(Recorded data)
........
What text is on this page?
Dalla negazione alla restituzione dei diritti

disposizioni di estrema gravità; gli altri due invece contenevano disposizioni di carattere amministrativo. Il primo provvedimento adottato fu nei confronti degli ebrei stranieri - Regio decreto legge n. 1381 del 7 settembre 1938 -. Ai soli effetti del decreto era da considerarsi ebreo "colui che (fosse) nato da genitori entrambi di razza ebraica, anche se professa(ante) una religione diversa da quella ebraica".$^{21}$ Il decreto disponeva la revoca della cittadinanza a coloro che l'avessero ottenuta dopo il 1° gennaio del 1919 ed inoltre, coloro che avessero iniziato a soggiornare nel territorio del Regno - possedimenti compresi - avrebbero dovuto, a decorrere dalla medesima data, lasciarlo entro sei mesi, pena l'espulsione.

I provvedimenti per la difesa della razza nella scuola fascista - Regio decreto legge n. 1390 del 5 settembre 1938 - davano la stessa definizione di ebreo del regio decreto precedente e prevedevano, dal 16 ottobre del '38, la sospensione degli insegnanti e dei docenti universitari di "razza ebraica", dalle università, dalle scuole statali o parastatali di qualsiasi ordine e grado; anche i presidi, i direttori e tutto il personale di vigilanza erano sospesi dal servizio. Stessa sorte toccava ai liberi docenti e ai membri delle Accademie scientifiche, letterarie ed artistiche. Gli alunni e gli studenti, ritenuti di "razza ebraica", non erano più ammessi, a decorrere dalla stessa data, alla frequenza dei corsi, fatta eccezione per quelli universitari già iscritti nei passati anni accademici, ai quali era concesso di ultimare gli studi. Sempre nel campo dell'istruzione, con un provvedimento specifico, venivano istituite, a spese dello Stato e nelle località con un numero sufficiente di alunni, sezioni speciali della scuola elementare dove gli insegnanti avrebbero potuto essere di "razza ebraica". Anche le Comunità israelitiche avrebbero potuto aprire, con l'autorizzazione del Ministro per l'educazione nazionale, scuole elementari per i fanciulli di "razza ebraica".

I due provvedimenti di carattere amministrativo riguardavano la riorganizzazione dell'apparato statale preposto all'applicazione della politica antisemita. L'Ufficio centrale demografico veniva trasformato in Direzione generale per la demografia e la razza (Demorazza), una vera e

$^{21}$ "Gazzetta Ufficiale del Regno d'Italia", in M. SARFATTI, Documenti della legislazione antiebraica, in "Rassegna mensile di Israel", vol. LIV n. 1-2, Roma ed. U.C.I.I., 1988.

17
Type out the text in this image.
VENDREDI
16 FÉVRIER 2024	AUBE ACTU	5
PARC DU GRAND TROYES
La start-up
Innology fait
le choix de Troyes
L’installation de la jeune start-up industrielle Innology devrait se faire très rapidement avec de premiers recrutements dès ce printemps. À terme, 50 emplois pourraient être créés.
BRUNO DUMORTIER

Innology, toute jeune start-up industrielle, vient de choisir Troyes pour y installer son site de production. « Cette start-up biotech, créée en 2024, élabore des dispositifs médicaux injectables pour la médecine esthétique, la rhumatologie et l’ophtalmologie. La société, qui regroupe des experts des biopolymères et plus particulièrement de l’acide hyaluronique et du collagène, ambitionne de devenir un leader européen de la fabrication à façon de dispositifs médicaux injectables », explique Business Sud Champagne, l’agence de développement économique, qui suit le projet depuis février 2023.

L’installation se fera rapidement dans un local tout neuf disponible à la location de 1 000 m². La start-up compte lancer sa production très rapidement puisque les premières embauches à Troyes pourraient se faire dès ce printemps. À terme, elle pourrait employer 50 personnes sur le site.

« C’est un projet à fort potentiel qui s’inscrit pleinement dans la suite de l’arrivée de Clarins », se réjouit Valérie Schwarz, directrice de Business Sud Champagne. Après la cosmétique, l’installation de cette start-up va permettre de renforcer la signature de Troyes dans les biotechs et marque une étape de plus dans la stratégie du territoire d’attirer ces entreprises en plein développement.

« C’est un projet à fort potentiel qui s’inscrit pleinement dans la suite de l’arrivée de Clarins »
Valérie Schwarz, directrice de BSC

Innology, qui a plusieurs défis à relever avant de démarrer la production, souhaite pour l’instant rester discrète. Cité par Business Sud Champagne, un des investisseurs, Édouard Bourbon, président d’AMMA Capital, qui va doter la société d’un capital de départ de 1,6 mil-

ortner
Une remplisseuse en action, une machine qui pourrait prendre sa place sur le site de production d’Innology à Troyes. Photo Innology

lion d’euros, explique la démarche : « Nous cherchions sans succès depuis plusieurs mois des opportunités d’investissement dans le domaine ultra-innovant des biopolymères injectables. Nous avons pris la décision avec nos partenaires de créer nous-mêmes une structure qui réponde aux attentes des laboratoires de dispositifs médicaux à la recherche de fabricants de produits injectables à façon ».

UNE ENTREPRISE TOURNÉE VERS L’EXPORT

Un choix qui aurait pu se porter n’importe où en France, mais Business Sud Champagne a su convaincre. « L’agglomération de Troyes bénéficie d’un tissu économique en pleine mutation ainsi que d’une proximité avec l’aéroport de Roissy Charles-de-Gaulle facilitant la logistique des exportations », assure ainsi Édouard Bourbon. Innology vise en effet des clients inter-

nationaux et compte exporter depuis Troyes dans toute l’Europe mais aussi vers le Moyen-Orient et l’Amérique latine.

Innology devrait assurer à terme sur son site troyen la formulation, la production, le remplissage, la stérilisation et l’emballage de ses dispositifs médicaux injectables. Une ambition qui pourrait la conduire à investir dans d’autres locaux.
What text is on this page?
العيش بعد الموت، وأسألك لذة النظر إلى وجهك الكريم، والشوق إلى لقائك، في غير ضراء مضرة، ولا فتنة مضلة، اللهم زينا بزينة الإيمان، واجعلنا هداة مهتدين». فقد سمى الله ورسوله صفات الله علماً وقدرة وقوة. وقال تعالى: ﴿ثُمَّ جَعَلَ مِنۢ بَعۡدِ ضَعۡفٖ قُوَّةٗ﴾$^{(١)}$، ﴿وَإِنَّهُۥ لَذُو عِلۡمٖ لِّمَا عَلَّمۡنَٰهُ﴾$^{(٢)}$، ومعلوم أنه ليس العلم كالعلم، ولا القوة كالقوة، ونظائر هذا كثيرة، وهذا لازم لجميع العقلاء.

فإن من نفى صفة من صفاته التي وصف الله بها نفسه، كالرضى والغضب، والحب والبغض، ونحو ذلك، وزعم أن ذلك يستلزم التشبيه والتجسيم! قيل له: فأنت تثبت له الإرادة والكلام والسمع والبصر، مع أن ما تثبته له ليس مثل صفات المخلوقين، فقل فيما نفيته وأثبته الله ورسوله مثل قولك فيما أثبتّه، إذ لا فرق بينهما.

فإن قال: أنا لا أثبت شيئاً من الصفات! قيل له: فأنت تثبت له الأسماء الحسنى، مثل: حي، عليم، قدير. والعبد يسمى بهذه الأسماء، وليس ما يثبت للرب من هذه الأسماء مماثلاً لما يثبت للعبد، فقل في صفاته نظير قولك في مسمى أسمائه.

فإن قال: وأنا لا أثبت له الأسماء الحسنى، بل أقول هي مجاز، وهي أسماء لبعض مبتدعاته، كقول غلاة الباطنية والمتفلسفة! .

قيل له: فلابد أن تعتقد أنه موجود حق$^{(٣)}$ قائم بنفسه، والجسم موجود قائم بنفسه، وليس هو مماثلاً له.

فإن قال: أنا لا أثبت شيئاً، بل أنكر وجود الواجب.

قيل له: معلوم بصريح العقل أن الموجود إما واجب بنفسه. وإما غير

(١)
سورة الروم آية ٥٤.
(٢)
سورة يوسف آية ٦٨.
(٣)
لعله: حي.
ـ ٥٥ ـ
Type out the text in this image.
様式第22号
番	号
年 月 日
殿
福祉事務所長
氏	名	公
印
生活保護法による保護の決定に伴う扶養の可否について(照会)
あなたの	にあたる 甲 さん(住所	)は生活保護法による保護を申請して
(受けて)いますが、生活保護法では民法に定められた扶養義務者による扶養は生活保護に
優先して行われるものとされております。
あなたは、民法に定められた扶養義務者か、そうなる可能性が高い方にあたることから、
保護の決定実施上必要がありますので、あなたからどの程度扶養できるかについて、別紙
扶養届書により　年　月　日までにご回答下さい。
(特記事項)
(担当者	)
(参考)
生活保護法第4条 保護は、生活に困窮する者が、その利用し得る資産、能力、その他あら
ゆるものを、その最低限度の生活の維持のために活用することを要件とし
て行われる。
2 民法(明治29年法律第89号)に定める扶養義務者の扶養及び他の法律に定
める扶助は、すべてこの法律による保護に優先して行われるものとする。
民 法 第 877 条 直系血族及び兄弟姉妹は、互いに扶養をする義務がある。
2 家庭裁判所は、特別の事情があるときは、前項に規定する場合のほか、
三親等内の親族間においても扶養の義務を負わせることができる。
........
TASK BRIEF -> Report back each line of the entries that holds the string "rapidement".

ANSWER ->
L’installation de la jeune start-up industrielle Innology devrait se faire très rapidement avec de premiers recrutements dès ce printemps. À terme, 50 emplois pourraient être créés.
L’installation se fera rapidement dans un local tout neuf disponible à la location de 1 000 m². La start-up compte lancer sa production très rapidement puisque les premières embauches à Troyes pourraient se faire dès ce printemps. À terme, elle pourrait employer 50 personnes sur le site.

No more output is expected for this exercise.